--- Aim ---
Give only the number of lines in the data that contain the word "Exact".

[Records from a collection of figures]
---

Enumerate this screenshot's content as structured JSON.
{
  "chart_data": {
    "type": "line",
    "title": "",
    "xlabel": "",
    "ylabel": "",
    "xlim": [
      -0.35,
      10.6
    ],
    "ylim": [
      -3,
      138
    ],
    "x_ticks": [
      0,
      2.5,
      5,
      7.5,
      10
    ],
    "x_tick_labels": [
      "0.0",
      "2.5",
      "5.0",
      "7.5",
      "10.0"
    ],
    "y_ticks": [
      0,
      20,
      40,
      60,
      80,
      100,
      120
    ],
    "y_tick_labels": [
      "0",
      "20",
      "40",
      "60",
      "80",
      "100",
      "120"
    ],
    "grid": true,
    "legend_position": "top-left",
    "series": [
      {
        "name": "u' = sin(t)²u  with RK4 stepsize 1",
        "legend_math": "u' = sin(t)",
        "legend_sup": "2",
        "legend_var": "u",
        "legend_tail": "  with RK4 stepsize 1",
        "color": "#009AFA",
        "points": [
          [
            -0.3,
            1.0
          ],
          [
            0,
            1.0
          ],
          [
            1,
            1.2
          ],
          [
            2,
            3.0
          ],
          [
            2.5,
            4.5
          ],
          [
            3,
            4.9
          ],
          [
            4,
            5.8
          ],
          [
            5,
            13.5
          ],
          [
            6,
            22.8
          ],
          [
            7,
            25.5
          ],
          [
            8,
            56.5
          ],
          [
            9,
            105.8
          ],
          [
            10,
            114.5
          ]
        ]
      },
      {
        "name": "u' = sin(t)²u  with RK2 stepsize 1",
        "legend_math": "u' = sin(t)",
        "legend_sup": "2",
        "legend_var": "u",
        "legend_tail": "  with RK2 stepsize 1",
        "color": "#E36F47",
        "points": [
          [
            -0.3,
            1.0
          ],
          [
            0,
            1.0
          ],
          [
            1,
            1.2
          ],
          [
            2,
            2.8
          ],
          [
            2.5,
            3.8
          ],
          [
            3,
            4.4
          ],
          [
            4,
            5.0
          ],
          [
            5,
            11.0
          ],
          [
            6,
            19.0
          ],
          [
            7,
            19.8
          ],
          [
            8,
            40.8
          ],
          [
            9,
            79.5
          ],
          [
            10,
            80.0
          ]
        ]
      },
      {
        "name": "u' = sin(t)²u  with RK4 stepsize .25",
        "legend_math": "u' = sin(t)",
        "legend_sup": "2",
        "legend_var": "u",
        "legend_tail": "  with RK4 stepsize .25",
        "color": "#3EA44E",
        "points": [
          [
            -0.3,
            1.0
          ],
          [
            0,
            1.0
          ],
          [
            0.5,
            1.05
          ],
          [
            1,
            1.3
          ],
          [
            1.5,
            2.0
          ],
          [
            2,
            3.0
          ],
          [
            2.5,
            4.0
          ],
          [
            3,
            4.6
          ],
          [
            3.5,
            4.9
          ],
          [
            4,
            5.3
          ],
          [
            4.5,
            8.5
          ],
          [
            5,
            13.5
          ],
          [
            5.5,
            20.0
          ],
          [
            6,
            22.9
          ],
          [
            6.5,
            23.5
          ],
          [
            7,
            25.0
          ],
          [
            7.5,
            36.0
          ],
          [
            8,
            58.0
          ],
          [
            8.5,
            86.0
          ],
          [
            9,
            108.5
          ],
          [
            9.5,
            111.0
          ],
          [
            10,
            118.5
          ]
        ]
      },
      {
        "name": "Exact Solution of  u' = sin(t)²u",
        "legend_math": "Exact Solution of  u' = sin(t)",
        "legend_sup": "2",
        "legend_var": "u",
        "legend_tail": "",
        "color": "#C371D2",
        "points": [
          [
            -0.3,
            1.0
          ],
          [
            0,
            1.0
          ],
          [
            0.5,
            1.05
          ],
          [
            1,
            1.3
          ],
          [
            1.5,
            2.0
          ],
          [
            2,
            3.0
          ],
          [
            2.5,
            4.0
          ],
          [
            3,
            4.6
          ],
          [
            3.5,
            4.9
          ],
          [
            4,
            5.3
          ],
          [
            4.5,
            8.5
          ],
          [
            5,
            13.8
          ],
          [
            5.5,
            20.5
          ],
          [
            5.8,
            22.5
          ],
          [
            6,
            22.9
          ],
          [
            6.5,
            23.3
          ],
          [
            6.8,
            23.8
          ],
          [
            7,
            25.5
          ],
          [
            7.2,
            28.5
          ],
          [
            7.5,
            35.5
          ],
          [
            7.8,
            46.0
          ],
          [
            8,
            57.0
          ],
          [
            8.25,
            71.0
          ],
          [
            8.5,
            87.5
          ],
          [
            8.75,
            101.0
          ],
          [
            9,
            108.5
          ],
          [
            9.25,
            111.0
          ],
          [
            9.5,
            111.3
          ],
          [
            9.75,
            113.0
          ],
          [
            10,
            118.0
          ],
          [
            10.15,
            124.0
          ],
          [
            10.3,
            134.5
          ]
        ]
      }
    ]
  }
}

---

--- Exercise output ---
2